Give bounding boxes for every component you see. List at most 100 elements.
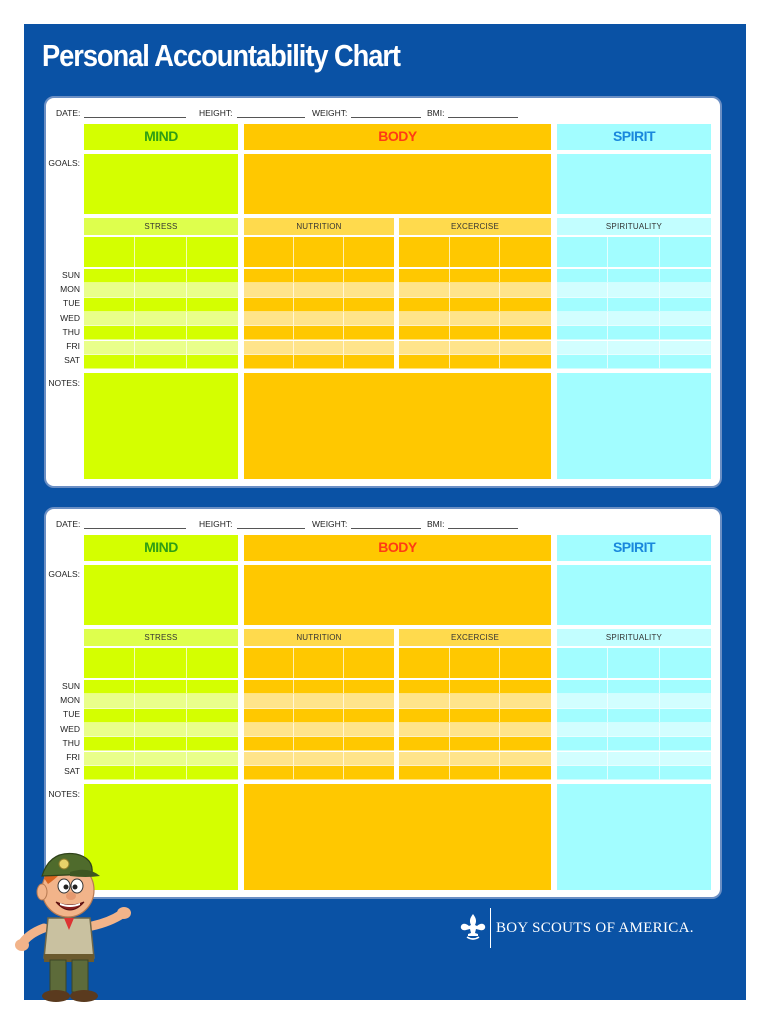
grid-day-cell[interactable] bbox=[399, 311, 450, 327]
grid-header-cell[interactable] bbox=[557, 237, 609, 267]
grid-day-cell[interactable] bbox=[659, 694, 711, 709]
grid-day-cell[interactable] bbox=[244, 765, 294, 781]
grid-header-cell[interactable] bbox=[84, 648, 136, 678]
spirit-notes-box[interactable] bbox=[557, 373, 711, 479]
grid-day-cell[interactable] bbox=[500, 340, 551, 355]
grid-day-cell[interactable] bbox=[84, 326, 136, 341]
grid-day-cell[interactable] bbox=[344, 283, 394, 298]
grid-day-cell[interactable] bbox=[84, 311, 136, 327]
grid-day-cell[interactable] bbox=[186, 340, 238, 355]
grid-day-cell[interactable] bbox=[557, 354, 609, 370]
grid-header-cell[interactable] bbox=[344, 648, 394, 678]
grid-day-cell[interactable] bbox=[449, 269, 501, 284]
grid-day-cell[interactable] bbox=[557, 297, 609, 312]
grid-day-cell[interactable] bbox=[186, 354, 238, 370]
grid-day-cell[interactable] bbox=[186, 269, 238, 284]
grid-day-cell[interactable] bbox=[557, 680, 609, 695]
body-notes-box[interactable] bbox=[244, 373, 551, 479]
grid-day-cell[interactable] bbox=[399, 326, 450, 341]
grid-day-cell[interactable] bbox=[135, 354, 187, 370]
grid-day-cell[interactable] bbox=[608, 694, 660, 709]
grid-day-cell[interactable] bbox=[608, 708, 660, 723]
grid-day-cell[interactable] bbox=[608, 680, 660, 695]
grid-day-cell[interactable] bbox=[186, 737, 238, 752]
grid-day-cell[interactable] bbox=[244, 340, 294, 355]
grid-day-cell[interactable] bbox=[500, 680, 551, 695]
grid-day-cell[interactable] bbox=[500, 354, 551, 370]
grid-day-cell[interactable] bbox=[399, 708, 450, 723]
body-notes-box[interactable] bbox=[244, 784, 551, 890]
grid-day-cell[interactable] bbox=[294, 722, 344, 738]
grid-day-cell[interactable] bbox=[135, 311, 187, 327]
grid-day-cell[interactable] bbox=[557, 708, 609, 723]
spirit-goals-box[interactable] bbox=[557, 565, 711, 625]
grid-day-cell[interactable] bbox=[186, 708, 238, 723]
grid-day-cell[interactable] bbox=[135, 283, 187, 298]
grid-day-cell[interactable] bbox=[344, 354, 394, 370]
grid-day-cell[interactable] bbox=[294, 354, 344, 370]
grid-day-cell[interactable] bbox=[449, 751, 501, 766]
grid-day-cell[interactable] bbox=[294, 269, 344, 284]
grid-header-cell[interactable] bbox=[500, 237, 551, 267]
mind-notes-box[interactable] bbox=[84, 784, 238, 890]
grid-day-cell[interactable] bbox=[399, 283, 450, 298]
body-goals-box[interactable] bbox=[244, 154, 551, 214]
grid-day-cell[interactable] bbox=[344, 680, 394, 695]
grid-header-cell[interactable] bbox=[659, 648, 711, 678]
grid-day-cell[interactable] bbox=[294, 694, 344, 709]
grid-day-cell[interactable] bbox=[659, 751, 711, 766]
mind-goals-box[interactable] bbox=[84, 154, 238, 214]
grid-day-cell[interactable] bbox=[84, 354, 136, 370]
grid-day-cell[interactable] bbox=[449, 326, 501, 341]
grid-day-cell[interactable] bbox=[135, 722, 187, 738]
grid-day-cell[interactable] bbox=[449, 708, 501, 723]
grid-header-cell[interactable] bbox=[186, 648, 238, 678]
grid-header-cell[interactable] bbox=[399, 237, 450, 267]
grid-day-cell[interactable] bbox=[659, 680, 711, 695]
grid-day-cell[interactable] bbox=[608, 269, 660, 284]
grid-day-cell[interactable] bbox=[244, 311, 294, 327]
grid-day-cell[interactable] bbox=[449, 297, 501, 312]
grid-day-cell[interactable] bbox=[557, 765, 609, 781]
grid-day-cell[interactable] bbox=[344, 269, 394, 284]
grid-day-cell[interactable] bbox=[399, 354, 450, 370]
grid-day-cell[interactable] bbox=[557, 283, 609, 298]
grid-day-cell[interactable] bbox=[608, 722, 660, 738]
grid-day-cell[interactable] bbox=[399, 680, 450, 695]
grid-day-cell[interactable] bbox=[500, 765, 551, 781]
grid-day-cell[interactable] bbox=[659, 340, 711, 355]
grid-day-cell[interactable] bbox=[244, 326, 294, 341]
grid-day-cell[interactable] bbox=[449, 680, 501, 695]
grid-day-cell[interactable] bbox=[135, 694, 187, 709]
grid-day-cell[interactable] bbox=[344, 737, 394, 752]
grid-day-cell[interactable] bbox=[84, 751, 136, 766]
grid-day-cell[interactable] bbox=[500, 283, 551, 298]
grid-day-cell[interactable] bbox=[244, 694, 294, 709]
grid-header-cell[interactable] bbox=[135, 237, 187, 267]
bmi-field[interactable]: BMI: bbox=[427, 519, 519, 529]
grid-day-cell[interactable] bbox=[449, 737, 501, 752]
grid-header-cell[interactable] bbox=[344, 237, 394, 267]
grid-day-cell[interactable] bbox=[500, 269, 551, 284]
grid-day-cell[interactable] bbox=[608, 751, 660, 766]
grid-day-cell[interactable] bbox=[294, 311, 344, 327]
grid-day-cell[interactable] bbox=[608, 737, 660, 752]
grid-day-cell[interactable] bbox=[659, 737, 711, 752]
grid-header-cell[interactable] bbox=[84, 237, 136, 267]
grid-day-cell[interactable] bbox=[244, 269, 294, 284]
grid-day-cell[interactable] bbox=[449, 765, 501, 781]
grid-day-cell[interactable] bbox=[135, 297, 187, 312]
grid-day-cell[interactable] bbox=[557, 737, 609, 752]
height-field[interactable]: HEIGHT: bbox=[199, 519, 305, 529]
grid-day-cell[interactable] bbox=[84, 340, 136, 355]
grid-day-cell[interactable] bbox=[608, 340, 660, 355]
grid-day-cell[interactable] bbox=[344, 297, 394, 312]
grid-day-cell[interactable] bbox=[344, 751, 394, 766]
grid-day-cell[interactable] bbox=[557, 326, 609, 341]
grid-day-cell[interactable] bbox=[659, 297, 711, 312]
grid-day-cell[interactable] bbox=[659, 708, 711, 723]
grid-day-cell[interactable] bbox=[557, 751, 609, 766]
weight-field[interactable]: WEIGHT: bbox=[312, 519, 422, 529]
date-field[interactable]: DATE: bbox=[56, 519, 187, 529]
grid-day-cell[interactable] bbox=[659, 311, 711, 327]
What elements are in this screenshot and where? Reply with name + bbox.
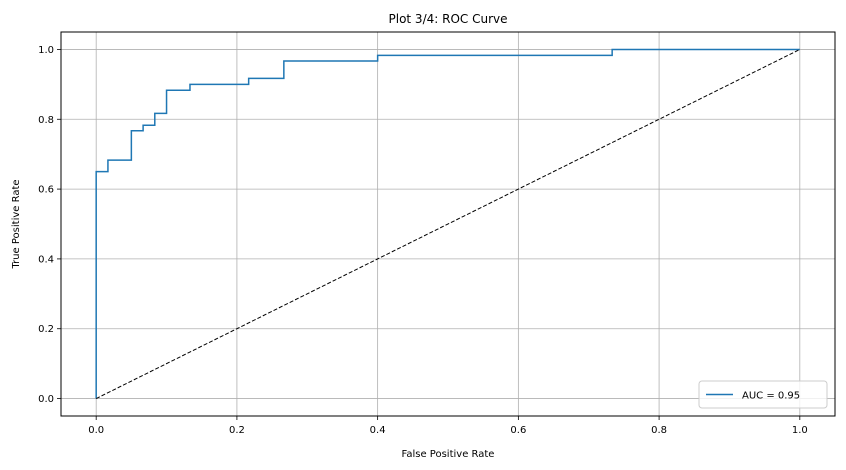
x-tick-label: 0.6	[510, 425, 526, 436]
y-axis-label: True Positive Rate	[11, 179, 22, 269]
legend: AUC = 0.95	[698, 380, 828, 409]
plot-frame	[60, 31, 836, 417]
series-lines	[95, 48, 801, 399]
x-tick-label: 1.0	[792, 425, 808, 436]
legend-entry-label: AUC = 0.95	[742, 391, 800, 402]
chart-title: Plot 3/4: ROC Curve	[389, 12, 508, 26]
y-tick-label: 0.6	[38, 185, 54, 196]
x-axis-label: False Positive Rate	[402, 449, 495, 460]
y-tick-label: 0.4	[38, 254, 54, 265]
roc-curve-line	[95, 48, 800, 399]
y-axis-ticks: 0.0 0.2 0.4 0.6 0.8 1.0	[38, 45, 61, 405]
y-tick-label: 0.0	[38, 394, 54, 405]
y-tick-label: 1.0	[38, 45, 54, 56]
x-axis-ticks: 0.0 0.2 0.4 0.6 0.8 1.0	[88, 416, 808, 436]
y-tick-label: 0.2	[38, 324, 54, 335]
x-tick-label: 0.0	[88, 425, 104, 436]
x-tick-label: 0.8	[651, 425, 667, 436]
legend-box	[698, 380, 828, 409]
x-tick-label: 0.2	[229, 425, 245, 436]
x-tick-label: 0.4	[370, 425, 386, 436]
y-tick-label: 0.8	[38, 115, 54, 126]
diagonal-reference-line	[95, 49, 801, 399]
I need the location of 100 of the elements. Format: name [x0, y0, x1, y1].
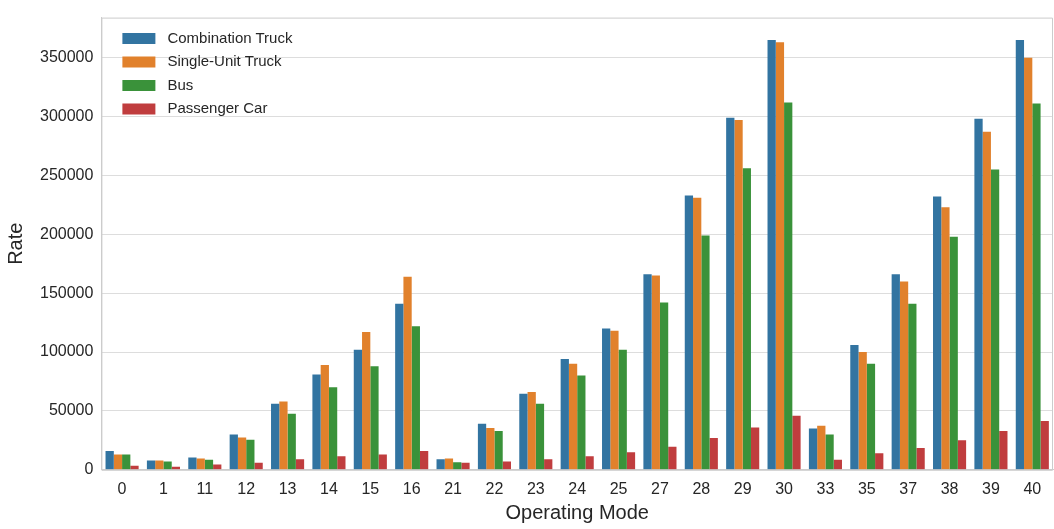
bar	[453, 462, 462, 470]
bar	[850, 344, 859, 470]
bar	[957, 440, 967, 470]
legend-label: Passenger Car	[167, 99, 268, 117]
x-tick-label: 33	[816, 479, 835, 497]
bar	[643, 274, 652, 470]
x-tick-label: 15	[361, 479, 380, 497]
bar	[817, 425, 826, 470]
bar	[287, 413, 296, 470]
bar	[858, 352, 867, 470]
bar	[1015, 39, 1025, 470]
bar	[295, 459, 305, 470]
bar	[701, 235, 710, 470]
bar	[767, 39, 776, 470]
x-tick-label: 37	[899, 479, 918, 497]
bar	[486, 428, 495, 470]
bar	[1024, 57, 1033, 470]
bar	[916, 448, 925, 470]
x-tick-label: 40	[1023, 479, 1042, 497]
bar	[337, 456, 346, 470]
bar	[527, 392, 536, 470]
x-tick-label: 24	[568, 479, 587, 497]
bar	[146, 460, 156, 470]
bar	[659, 302, 669, 470]
y-tick-label: 150000	[40, 283, 94, 301]
bar	[237, 437, 247, 470]
bar	[436, 459, 445, 470]
bar	[395, 303, 404, 470]
bar	[254, 462, 263, 470]
bar	[792, 415, 801, 470]
bar	[403, 276, 412, 470]
bar	[229, 434, 238, 470]
y-tick-label: 50000	[48, 401, 94, 419]
bar	[734, 120, 743, 470]
bar	[163, 461, 172, 470]
x-tick-label: 11	[196, 479, 214, 497]
bar	[577, 375, 586, 470]
bar	[494, 430, 503, 470]
bar	[875, 453, 884, 470]
bar	[122, 454, 131, 470]
bar	[320, 364, 329, 470]
bar	[891, 274, 900, 470]
bar	[784, 102, 793, 470]
bar	[130, 465, 139, 470]
bar	[999, 430, 1008, 470]
bar	[155, 460, 164, 470]
bar	[328, 387, 338, 470]
legend-label: Bus	[167, 75, 194, 93]
x-tick-label: 0	[117, 479, 127, 497]
bar	[668, 446, 677, 470]
bar	[113, 454, 123, 470]
bar	[626, 452, 636, 470]
x-tick-label: 14	[320, 479, 338, 497]
bar	[312, 374, 321, 470]
bar	[353, 349, 363, 470]
bar	[370, 366, 379, 470]
bar	[419, 450, 429, 470]
y-tick-label: 300000	[40, 106, 94, 124]
bar	[560, 359, 569, 470]
bar	[693, 197, 702, 470]
bar	[651, 275, 660, 470]
bar	[444, 458, 454, 470]
x-tick-label: 23	[526, 479, 545, 497]
bar	[585, 456, 594, 470]
y-tick-label: 100000	[40, 342, 94, 360]
bar	[602, 328, 611, 470]
bar	[477, 423, 487, 470]
bar	[362, 332, 371, 470]
bar	[684, 195, 694, 470]
bar	[742, 168, 751, 470]
x-tick-label: 35	[857, 479, 876, 497]
x-tick-label: 21	[444, 479, 463, 497]
y-tick-label: 250000	[40, 165, 94, 183]
legend-label: Combination Truck	[167, 28, 293, 46]
bar	[535, 403, 545, 470]
y-axis-title: Rate	[3, 222, 26, 265]
x-tick-label: 1	[159, 479, 168, 497]
bar	[941, 207, 950, 470]
x-tick-label: 30	[775, 479, 794, 497]
x-tick-label: 12	[237, 479, 256, 497]
bar	[461, 462, 470, 470]
x-tick-label: 16	[402, 479, 421, 497]
bar	[750, 427, 760, 470]
x-tick-label: 28	[692, 479, 711, 497]
x-tick-label: 39	[982, 479, 1000, 497]
bar	[196, 458, 205, 470]
bar	[519, 393, 528, 470]
bar	[411, 326, 420, 470]
x-axis-title: Operating Mode	[505, 500, 649, 523]
bar	[933, 196, 942, 470]
bar	[833, 459, 842, 470]
bar	[105, 450, 114, 470]
bar	[709, 438, 718, 470]
x-tick-label: 22	[485, 479, 504, 497]
x-tick-label: 38	[940, 479, 959, 497]
bar	[1032, 103, 1041, 470]
bar	[1040, 420, 1049, 470]
bar	[949, 236, 958, 470]
bar	[610, 330, 619, 470]
bar	[279, 401, 288, 470]
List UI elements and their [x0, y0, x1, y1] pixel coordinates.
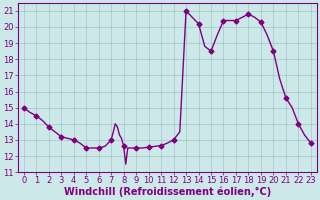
- X-axis label: Windchill (Refroidissement éolien,°C): Windchill (Refroidissement éolien,°C): [64, 187, 271, 197]
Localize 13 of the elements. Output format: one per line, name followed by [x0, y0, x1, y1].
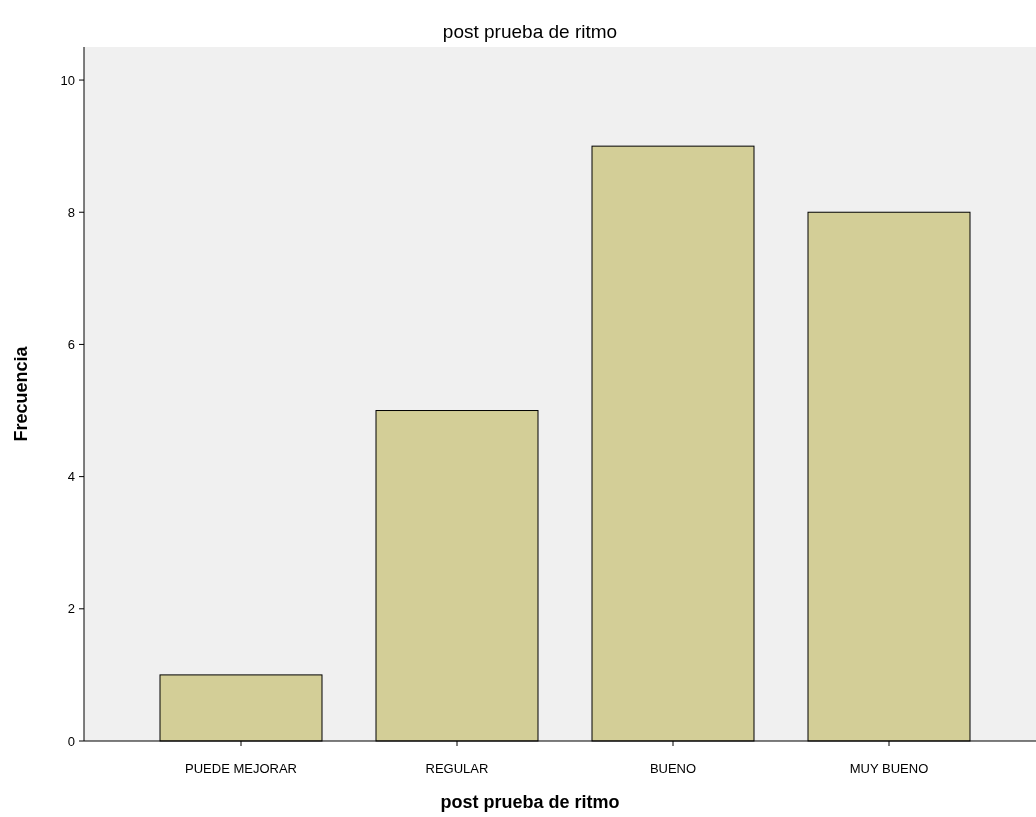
y-tick-label: 6: [67, 336, 75, 352]
chart-title: post prueba de ritmo: [442, 21, 618, 42]
y-tick-label: 10: [60, 72, 75, 88]
y-axis-title: Frecuencia: [11, 345, 31, 442]
y-tick-label: 8: [67, 204, 75, 220]
x-tick-label: MUY BUENO: [849, 761, 929, 776]
x-tick-label: PUEDE MEJORAR: [185, 761, 297, 776]
x-tick-label: BUENO: [649, 761, 697, 776]
y-tick-label: 2: [67, 601, 75, 617]
y-tick-label: 4: [67, 469, 75, 485]
x-axis-title: post prueba de ritmo: [440, 792, 620, 812]
x-tick-label: REGULAR: [425, 761, 489, 776]
y-tick-label: 0: [67, 733, 75, 749]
--------------------
● **Stated goal**
Quote, verbatim, the lines of the listing above, from the line containing "425, 526, 436]" through the line containing "I need the location", both included.

● **Final answer**
x-tick-label: 0.6	[510, 425, 526, 436]
y-axis-label: True Positive Rate	[11, 179, 22, 269]
legend: AUC = 0.95	[698, 380, 828, 409]
plot-frame	[60, 31, 836, 417]
series-lines	[95, 48, 801, 399]
x-tick-label: 1.0	[792, 425, 808, 436]
legend-entry-label: AUC = 0.95	[742, 391, 800, 402]
chart-title: Plot 3/4: ROC Curve	[389, 12, 508, 26]
y-tick-label: 0.6	[38, 185, 54, 196]
x-axis-label: False Positive Rate	[402, 449, 495, 460]
y-tick-label: 0.4	[38, 254, 54, 265]
roc-curve-line	[95, 48, 800, 399]
y-axis-ticks: 0.0 0.2 0.4 0.6 0.8 1.0	[38, 45, 61, 405]
y-tick-label: 0.0	[38, 394, 54, 405]
y-tick-label: 1.0	[38, 45, 54, 56]
x-axis-ticks: 0.0 0.2 0.4 0.6 0.8 1.0	[88, 416, 808, 436]
y-tick-label: 0.2	[38, 324, 54, 335]
x-tick-label: 0.0	[88, 425, 104, 436]
x-tick-label: 0.8	[651, 425, 667, 436]
legend-box	[698, 380, 828, 409]
x-tick-label: 0.2	[229, 425, 245, 436]
x-tick-label: 0.4	[370, 425, 386, 436]
y-tick-label: 0.8	[38, 115, 54, 126]
diagonal-reference-line	[95, 49, 801, 399]
I need the location of 100 of the elements. Format: name [x0, y0, x1, y1].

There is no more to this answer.